##### DATA TO EXAMINE

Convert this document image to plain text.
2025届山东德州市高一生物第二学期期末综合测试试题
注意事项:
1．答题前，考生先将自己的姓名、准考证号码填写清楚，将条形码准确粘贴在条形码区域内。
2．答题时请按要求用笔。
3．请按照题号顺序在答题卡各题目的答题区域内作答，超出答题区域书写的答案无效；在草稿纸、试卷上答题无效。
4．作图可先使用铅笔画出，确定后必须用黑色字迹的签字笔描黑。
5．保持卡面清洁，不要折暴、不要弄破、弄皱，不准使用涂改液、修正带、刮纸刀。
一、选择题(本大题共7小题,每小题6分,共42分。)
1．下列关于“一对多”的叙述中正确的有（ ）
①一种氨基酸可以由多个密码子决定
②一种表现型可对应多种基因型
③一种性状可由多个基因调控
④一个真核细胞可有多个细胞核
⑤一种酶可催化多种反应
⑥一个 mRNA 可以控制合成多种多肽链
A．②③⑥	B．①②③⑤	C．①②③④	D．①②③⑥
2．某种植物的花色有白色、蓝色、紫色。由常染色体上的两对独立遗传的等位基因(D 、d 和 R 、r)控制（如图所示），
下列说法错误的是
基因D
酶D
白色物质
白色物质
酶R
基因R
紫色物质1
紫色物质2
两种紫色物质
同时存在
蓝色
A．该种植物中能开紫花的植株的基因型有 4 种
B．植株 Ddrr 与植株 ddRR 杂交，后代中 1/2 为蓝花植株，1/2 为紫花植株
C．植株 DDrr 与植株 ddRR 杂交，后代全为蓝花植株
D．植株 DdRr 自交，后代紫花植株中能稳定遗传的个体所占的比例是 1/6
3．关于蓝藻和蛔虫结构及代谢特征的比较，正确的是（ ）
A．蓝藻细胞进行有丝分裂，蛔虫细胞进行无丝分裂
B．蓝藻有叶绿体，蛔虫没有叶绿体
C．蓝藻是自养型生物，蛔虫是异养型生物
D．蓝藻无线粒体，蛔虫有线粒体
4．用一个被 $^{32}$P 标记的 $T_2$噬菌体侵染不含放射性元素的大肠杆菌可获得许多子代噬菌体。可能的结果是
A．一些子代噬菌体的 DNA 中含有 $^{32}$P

##########

GOAL OF THE EXERCISE:
Output the material in full, exactly as it appears.

RESPONSE TO THE TASK:
Convert this document image to plain text.
2025届山东德州市高一生物第二学期期末综合测试试题
注意事项:
1．答题前，考生先将自己的姓名、准考证号码填写清楚，将条形码准确粘贴在条形码区域内。
2．答题时请按要求用笔。
3．请按照题号顺序在答题卡各题目的答题区域内作答，超出答题区域书写的答案无效；在草稿纸、试卷上答题无效。
4．作图可先使用铅笔画出，确定后必须用黑色字迹的签字笔描黑。
5．保持卡面清洁，不要折暴、不要弄破、弄皱，不准使用涂改液、修正带、刮纸刀。
一、选择题(本大题共7小题,每小题6分,共42分。)
1．下列关于“一对多”的叙述中正确的有（ ）
①一种氨基酸可以由多个密码子决定
②一种表现型可对应多种基因型
③一种性状可由多个基因调控
④一个真核细胞可有多个细胞核
⑤一种酶可催化多种反应
⑥一个 mRNA 可以控制合成多种多肽链
A．②③⑥	B．①②③⑤	C．①②③④	D．①②③⑥
2．某种植物的花色有白色、蓝色、紫色。由常染色体上的两对独立遗传的等位基因(D 、d 和 R 、r)控制（如图所示），
下列说法错误的是
基因D
酶D
白色物质
白色物质
酶R
基因R
紫色物质1
紫色物质2
两种紫色物质
同时存在
蓝色
A．该种植物中能开紫花的植株的基因型有 4 种
B．植株 Ddrr 与植株 ddRR 杂交，后代中 1/2 为蓝花植株，1/2 为紫花植株
C．植株 DDrr 与植株 ddRR 杂交，后代全为蓝花植株
D．植株 DdRr 自交，后代紫花植株中能稳定遗传的个体所占的比例是 1/6
3．关于蓝藻和蛔虫结构及代谢特征的比较，正确的是（ ）
A．蓝藻细胞进行有丝分裂，蛔虫细胞进行无丝分裂
B．蓝藻有叶绿体，蛔虫没有叶绿体
C．蓝藻是自养型生物，蛔虫是异养型生物
D．蓝藻无线粒体，蛔虫有线粒体
4．用一个被 $^{32}$P 标记的 $T_2$噬菌体侵染不含放射性元素的大肠杆菌可获得许多子代噬菌体。可能的结果是
A．一些子代噬菌体的 DNA 中含有 $^{32}$P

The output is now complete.